WHAT NEEDS TO BE DONE: Print all of the entries exactly, minus the pictures.

DATA PROVIDED:
▼▼▼

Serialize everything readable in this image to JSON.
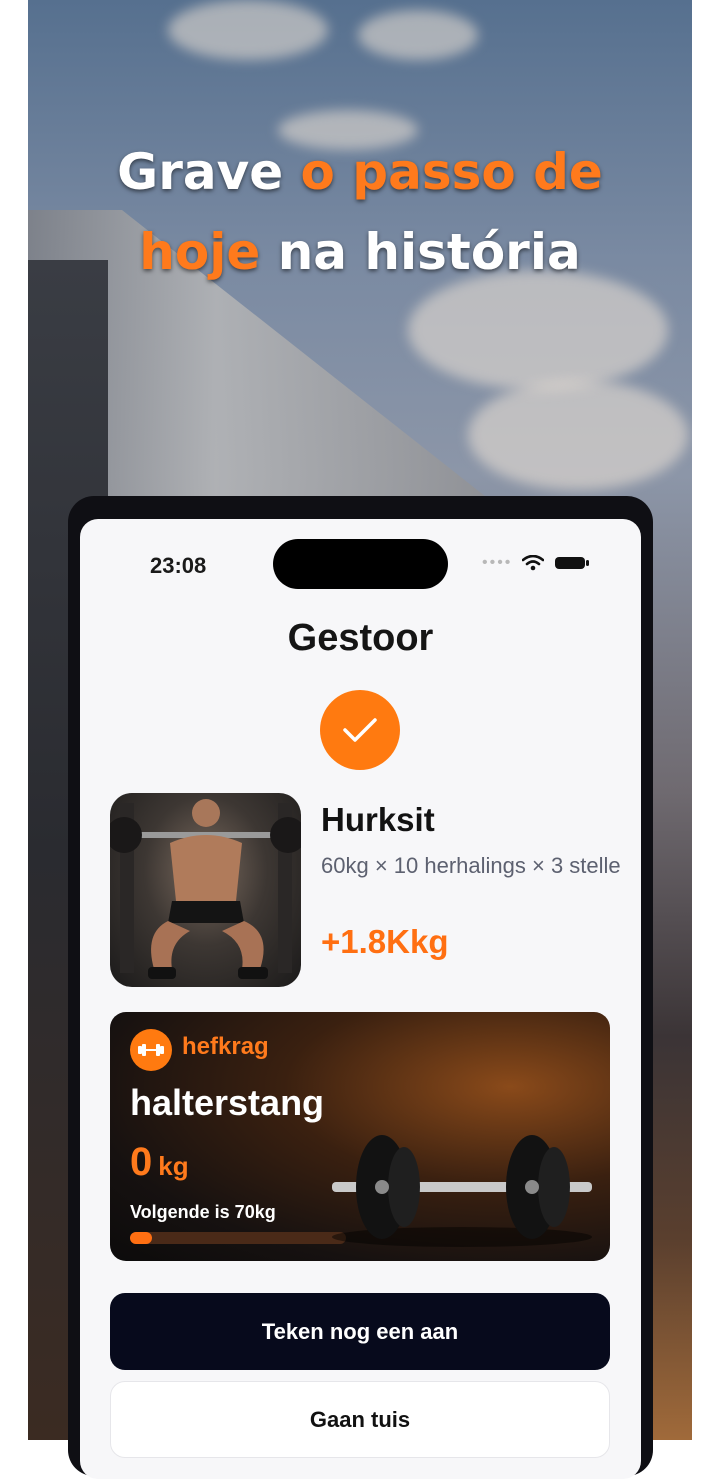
{
  "promo": {
    "headline_1": "Grave ",
    "headline_accent_1": "o passo de",
    "headline_accent_2": "hoje",
    "headline_2": " na história"
  },
  "status_bar": {
    "time": "23:08",
    "icons": [
      "signal-icon",
      "wifi-icon",
      "battery-icon"
    ]
  },
  "page": {
    "title": "Gestoor"
  },
  "exercise": {
    "name": "Hurksit",
    "detail": "60kg × 10 herhalings × 3 stelle",
    "gain": "+1.8Kkg"
  },
  "lift_card": {
    "brand": "hefkrag",
    "name": "halterstang",
    "value": "0",
    "unit": "kg",
    "next": "Volgende is 70kg",
    "progress_fraction": 0.1
  },
  "buttons": {
    "primary": "Teken nog een aan",
    "secondary": "Gaan tuis"
  },
  "colors": {
    "accent": "#ff7a1c",
    "primary_button": "#070a1c",
    "screen_bg": "#f7f7f9"
  }
}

▲▲▲

ANSWER IN FULL:
Serialize everything readable in this image to JSON.
{
  "promo": {
    "headline_1": "Grave ",
    "headline_accent_1": "o passo de",
    "headline_accent_2": "hoje",
    "headline_2": " na história"
  },
  "status_bar": {
    "time": "23:08",
    "icons": [
      "signal-icon",
      "wifi-icon",
      "battery-icon"
    ]
  },
  "page": {
    "title": "Gestoor"
  },
  "exercise": {
    "name": "Hurksit",
    "detail": "60kg × 10 herhalings × 3 stelle",
    "gain": "+1.8Kkg"
  },
  "lift_card": {
    "brand": "hefkrag",
    "name": "halterstang",
    "value": "0",
    "unit": "kg",
    "next": "Volgende is 70kg",
    "progress_fraction": 0.1
  },
  "buttons": {
    "primary": "Teken nog een aan",
    "secondary": "Gaan tuis"
  },
  "colors": {
    "accent": "#ff7a1c",
    "primary_button": "#070a1c",
    "screen_bg": "#f7f7f9"
  }
}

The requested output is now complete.